* Exercise description
Set down the data below without change, skipping the pictures it holds.

* Exercise materials
::::

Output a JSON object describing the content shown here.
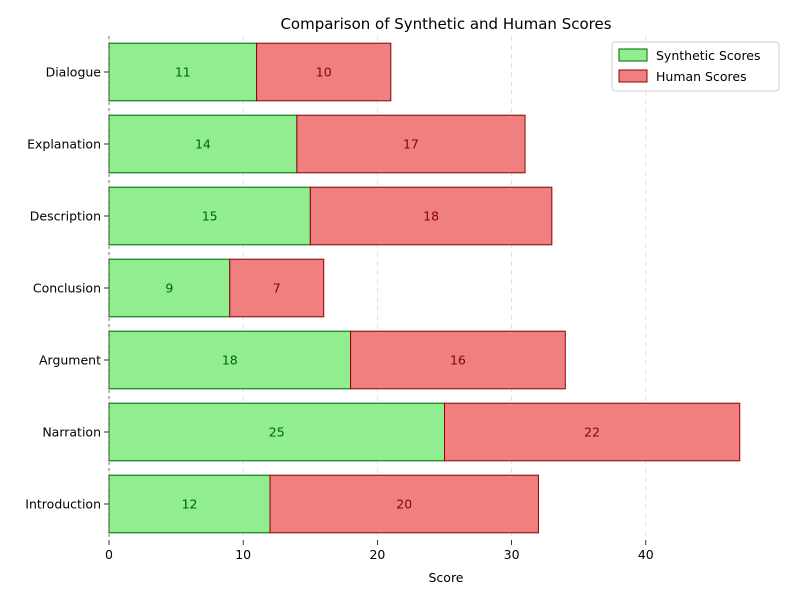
{
  "chart_data": {
    "type": "bar",
    "orientation": "horizontal",
    "stacked": true,
    "title": "Comparison of Synthetic and Human Scores",
    "xlabel": "Score",
    "ylabel": "",
    "categories": [
      "Introduction",
      "Narration",
      "Argument",
      "Conclusion",
      "Description",
      "Explanation",
      "Dialogue"
    ],
    "series": [
      {
        "name": "Synthetic Scores",
        "values": [
          12,
          25,
          18,
          9,
          15,
          14,
          11
        ],
        "color": "#90ee90",
        "edge_color": "#006400",
        "label_color": "#006400"
      },
      {
        "name": "Human Scores",
        "values": [
          20,
          22,
          16,
          7,
          18,
          17,
          10
        ],
        "color": "#f08080",
        "edge_color": "#8b0000",
        "label_color": "#8b0000"
      }
    ],
    "xlim": [
      0,
      50
    ],
    "xticks": [
      "0",
      "10",
      "20",
      "30",
      "40"
    ],
    "grid": "x-dashed",
    "legend_position": "top-right"
  }
}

::::

* Response below
Output a JSON object describing the content shown here.
{
  "chart_data": {
    "type": "bar",
    "orientation": "horizontal",
    "stacked": true,
    "title": "Comparison of Synthetic and Human Scores",
    "xlabel": "Score",
    "ylabel": "",
    "categories": [
      "Introduction",
      "Narration",
      "Argument",
      "Conclusion",
      "Description",
      "Explanation",
      "Dialogue"
    ],
    "series": [
      {
        "name": "Synthetic Scores",
        "values": [
          12,
          25,
          18,
          9,
          15,
          14,
          11
        ],
        "color": "#90ee90",
        "edge_color": "#006400",
        "label_color": "#006400"
      },
      {
        "name": "Human Scores",
        "values": [
          20,
          22,
          16,
          7,
          18,
          17,
          10
        ],
        "color": "#f08080",
        "edge_color": "#8b0000",
        "label_color": "#8b0000"
      }
    ],
    "xlim": [
      0,
      50
    ],
    "xticks": [
      "0",
      "10",
      "20",
      "30",
      "40"
    ],
    "grid": "x-dashed",
    "legend_position": "top-right"
  }
}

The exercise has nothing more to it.